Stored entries
============
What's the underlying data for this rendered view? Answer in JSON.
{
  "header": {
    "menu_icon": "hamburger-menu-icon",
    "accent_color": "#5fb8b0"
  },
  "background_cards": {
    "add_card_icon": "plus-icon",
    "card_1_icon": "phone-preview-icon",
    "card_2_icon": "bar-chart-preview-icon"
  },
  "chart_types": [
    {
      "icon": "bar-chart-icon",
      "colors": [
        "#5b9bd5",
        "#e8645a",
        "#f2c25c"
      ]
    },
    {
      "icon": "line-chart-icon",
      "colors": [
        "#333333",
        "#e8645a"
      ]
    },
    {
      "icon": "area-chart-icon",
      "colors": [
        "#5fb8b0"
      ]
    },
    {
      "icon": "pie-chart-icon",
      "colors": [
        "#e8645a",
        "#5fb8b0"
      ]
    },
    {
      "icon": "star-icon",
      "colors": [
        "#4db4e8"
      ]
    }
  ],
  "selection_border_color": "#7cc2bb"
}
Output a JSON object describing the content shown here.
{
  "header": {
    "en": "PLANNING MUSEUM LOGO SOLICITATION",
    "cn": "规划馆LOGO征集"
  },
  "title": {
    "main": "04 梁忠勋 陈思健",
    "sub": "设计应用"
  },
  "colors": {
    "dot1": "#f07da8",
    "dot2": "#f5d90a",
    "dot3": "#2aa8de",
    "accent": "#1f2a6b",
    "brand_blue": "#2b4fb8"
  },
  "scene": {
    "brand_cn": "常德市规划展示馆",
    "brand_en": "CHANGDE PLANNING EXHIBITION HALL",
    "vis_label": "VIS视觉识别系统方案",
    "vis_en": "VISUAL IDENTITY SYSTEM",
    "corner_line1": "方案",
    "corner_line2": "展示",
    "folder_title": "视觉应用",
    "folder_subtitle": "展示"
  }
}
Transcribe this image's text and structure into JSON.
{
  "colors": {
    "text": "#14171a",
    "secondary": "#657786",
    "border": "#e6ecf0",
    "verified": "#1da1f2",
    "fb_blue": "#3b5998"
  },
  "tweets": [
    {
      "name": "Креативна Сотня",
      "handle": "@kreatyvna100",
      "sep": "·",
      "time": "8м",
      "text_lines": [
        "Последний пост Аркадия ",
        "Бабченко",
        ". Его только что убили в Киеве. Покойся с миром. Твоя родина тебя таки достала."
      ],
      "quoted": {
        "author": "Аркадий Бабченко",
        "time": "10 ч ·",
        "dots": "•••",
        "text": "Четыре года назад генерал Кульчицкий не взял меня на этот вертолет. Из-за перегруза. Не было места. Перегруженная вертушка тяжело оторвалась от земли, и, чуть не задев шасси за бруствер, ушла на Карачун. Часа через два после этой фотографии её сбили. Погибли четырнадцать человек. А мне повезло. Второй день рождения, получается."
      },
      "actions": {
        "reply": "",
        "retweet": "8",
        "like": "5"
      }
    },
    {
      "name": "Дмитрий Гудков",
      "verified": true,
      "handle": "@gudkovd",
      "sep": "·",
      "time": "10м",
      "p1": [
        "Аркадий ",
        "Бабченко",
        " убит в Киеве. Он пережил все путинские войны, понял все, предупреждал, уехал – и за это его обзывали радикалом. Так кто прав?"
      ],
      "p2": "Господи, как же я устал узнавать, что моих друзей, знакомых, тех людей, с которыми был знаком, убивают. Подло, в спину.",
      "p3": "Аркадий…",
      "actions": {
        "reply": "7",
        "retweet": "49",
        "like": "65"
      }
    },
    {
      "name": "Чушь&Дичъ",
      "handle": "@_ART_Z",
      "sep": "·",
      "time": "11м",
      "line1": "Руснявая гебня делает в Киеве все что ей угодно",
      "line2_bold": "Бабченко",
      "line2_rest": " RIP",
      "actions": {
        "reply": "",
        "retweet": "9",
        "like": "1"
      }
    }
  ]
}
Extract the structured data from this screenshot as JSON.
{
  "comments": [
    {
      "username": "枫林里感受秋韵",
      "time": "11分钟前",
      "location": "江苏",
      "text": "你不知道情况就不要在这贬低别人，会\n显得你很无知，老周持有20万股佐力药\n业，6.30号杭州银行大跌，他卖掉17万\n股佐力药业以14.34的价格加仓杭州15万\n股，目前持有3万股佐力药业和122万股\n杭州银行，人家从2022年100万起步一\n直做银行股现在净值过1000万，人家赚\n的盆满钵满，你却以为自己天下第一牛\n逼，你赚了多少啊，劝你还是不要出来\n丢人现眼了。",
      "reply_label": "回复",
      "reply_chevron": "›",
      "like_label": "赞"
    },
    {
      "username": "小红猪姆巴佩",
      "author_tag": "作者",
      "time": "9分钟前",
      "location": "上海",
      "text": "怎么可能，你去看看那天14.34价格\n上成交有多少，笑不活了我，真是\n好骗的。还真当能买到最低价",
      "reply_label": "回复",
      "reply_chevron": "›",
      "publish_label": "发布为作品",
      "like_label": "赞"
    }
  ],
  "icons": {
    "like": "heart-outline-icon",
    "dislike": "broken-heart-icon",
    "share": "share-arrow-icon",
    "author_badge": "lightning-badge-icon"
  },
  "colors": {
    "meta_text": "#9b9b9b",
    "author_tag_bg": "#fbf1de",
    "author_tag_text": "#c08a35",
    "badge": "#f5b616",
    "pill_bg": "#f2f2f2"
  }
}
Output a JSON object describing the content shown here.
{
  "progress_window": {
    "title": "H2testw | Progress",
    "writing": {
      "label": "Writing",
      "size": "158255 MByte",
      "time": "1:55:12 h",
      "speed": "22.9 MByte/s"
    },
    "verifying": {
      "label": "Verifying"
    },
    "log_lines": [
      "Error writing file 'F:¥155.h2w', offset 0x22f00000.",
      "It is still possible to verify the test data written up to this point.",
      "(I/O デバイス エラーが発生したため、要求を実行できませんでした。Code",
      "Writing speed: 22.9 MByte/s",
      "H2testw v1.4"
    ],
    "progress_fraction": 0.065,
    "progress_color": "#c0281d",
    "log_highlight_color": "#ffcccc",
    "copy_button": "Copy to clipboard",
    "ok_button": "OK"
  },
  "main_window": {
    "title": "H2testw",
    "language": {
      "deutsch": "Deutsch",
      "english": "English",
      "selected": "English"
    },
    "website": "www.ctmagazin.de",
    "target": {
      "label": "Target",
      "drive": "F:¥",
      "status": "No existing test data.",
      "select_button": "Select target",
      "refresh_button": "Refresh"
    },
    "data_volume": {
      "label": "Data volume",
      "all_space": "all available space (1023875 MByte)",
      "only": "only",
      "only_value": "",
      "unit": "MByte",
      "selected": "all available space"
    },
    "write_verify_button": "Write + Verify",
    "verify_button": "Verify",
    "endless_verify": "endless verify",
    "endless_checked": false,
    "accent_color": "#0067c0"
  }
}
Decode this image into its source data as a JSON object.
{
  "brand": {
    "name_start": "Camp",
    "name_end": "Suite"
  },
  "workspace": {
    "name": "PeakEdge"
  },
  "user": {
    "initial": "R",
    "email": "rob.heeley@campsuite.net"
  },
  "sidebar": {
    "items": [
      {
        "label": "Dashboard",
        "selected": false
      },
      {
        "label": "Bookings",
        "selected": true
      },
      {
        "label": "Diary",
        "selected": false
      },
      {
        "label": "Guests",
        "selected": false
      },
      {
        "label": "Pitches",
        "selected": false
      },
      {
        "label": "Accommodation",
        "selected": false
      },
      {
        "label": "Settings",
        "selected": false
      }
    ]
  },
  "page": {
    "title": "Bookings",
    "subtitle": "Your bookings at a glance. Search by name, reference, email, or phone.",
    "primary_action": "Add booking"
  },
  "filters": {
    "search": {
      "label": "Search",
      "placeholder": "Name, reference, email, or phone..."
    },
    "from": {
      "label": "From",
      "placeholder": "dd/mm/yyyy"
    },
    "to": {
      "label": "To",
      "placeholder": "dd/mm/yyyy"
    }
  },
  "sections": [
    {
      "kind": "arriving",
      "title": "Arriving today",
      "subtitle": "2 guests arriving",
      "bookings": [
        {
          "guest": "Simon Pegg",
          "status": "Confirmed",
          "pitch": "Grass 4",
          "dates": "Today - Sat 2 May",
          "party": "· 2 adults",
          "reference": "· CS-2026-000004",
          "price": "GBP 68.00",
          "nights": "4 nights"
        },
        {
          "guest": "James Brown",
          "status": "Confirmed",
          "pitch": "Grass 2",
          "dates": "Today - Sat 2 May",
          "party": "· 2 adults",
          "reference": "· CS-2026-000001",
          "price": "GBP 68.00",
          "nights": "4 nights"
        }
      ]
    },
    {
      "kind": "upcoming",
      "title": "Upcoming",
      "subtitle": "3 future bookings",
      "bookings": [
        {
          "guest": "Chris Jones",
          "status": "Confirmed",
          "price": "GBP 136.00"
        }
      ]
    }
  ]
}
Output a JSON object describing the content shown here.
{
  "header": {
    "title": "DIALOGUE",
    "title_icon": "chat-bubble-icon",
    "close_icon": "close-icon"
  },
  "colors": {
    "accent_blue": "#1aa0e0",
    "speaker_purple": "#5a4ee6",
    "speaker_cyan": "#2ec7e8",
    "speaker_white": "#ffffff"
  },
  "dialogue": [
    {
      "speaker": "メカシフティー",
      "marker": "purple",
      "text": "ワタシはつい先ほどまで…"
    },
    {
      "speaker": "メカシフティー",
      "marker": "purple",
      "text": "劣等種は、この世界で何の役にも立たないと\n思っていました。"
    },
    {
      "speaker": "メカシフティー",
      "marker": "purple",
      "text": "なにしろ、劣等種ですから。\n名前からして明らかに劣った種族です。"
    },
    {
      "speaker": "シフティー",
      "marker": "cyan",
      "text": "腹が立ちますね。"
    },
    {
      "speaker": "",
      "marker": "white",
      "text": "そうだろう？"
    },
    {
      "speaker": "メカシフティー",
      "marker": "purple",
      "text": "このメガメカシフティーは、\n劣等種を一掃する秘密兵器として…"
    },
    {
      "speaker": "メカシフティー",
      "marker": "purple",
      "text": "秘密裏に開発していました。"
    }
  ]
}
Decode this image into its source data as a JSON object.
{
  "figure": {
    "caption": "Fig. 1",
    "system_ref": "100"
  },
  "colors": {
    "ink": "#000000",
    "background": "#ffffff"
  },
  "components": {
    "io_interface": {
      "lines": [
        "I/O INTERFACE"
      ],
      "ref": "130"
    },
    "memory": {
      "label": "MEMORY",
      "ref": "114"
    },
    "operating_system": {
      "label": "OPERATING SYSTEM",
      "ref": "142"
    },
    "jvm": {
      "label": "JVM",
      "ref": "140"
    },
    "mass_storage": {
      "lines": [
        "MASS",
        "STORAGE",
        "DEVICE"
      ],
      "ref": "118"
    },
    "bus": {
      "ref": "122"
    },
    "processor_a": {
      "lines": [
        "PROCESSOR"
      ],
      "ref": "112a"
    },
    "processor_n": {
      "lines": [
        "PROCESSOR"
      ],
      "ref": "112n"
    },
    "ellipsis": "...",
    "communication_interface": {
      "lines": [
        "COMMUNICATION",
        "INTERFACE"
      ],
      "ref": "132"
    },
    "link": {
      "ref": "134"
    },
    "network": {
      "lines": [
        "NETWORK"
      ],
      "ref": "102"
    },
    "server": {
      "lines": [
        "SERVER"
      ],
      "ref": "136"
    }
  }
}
============
§ BRIEF: Find the count of lines in the data above where the string "speed" occurs. Provide that number alone.

§ WRITTEN REPLY: 2